-- Start --
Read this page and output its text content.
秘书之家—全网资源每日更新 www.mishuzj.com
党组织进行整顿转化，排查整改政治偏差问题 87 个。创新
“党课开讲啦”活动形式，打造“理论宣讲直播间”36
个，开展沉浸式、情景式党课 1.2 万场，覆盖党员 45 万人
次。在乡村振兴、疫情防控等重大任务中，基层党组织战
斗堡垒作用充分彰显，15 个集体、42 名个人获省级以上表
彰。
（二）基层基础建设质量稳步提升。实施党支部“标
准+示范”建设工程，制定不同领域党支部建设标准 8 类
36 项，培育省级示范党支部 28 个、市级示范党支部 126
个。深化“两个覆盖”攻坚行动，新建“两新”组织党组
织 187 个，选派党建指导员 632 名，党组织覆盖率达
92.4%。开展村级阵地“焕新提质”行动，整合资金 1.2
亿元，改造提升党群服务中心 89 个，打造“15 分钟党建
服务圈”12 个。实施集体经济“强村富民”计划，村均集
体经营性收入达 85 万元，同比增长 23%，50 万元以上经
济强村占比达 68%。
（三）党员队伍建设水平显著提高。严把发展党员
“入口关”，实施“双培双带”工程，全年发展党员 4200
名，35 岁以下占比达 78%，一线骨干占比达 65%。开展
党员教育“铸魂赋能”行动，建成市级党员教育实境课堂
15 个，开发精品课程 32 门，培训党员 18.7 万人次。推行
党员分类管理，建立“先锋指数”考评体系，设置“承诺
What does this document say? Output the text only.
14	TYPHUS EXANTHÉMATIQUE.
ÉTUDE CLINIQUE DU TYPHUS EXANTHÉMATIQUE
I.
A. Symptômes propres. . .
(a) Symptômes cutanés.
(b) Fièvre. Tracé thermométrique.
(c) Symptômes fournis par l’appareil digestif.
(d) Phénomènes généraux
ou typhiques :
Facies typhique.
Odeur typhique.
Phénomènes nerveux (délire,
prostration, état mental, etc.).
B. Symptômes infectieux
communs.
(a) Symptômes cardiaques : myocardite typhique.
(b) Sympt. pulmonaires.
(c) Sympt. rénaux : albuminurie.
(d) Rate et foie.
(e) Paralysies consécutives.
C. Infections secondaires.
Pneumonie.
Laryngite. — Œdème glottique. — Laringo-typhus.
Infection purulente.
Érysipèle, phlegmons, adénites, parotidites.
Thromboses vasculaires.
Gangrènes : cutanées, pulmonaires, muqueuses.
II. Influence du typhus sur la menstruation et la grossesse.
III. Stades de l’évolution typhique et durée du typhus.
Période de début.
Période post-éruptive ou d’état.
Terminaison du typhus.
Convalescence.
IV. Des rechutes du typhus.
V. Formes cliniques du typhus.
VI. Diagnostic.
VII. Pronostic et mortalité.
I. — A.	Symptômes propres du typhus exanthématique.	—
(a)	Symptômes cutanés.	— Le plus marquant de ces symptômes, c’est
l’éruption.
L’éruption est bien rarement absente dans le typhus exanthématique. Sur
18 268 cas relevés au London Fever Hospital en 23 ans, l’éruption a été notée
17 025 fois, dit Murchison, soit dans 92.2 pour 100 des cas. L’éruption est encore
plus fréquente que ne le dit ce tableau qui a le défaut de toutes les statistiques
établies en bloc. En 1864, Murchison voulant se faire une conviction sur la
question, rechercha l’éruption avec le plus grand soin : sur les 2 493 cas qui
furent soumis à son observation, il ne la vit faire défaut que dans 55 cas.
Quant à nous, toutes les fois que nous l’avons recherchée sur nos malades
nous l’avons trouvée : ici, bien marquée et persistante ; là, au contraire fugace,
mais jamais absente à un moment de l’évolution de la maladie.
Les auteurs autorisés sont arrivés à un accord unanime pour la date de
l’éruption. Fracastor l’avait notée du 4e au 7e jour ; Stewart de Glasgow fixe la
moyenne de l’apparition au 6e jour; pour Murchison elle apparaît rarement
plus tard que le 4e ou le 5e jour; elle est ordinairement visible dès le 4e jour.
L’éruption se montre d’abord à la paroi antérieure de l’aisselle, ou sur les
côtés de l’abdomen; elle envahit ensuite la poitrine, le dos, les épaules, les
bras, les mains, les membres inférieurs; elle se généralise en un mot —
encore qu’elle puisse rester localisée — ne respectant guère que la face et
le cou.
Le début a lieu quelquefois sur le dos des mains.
-- End --
• [Stated goal] Write out every line of the listing that holds the word "encore".

• [Reply to the task]
17 025 fois, dit Murchison, soit dans 92.2 pour 100 des cas. L’éruption est encore
encore qu’elle puisse rester localisée — ne respectant guère que la face et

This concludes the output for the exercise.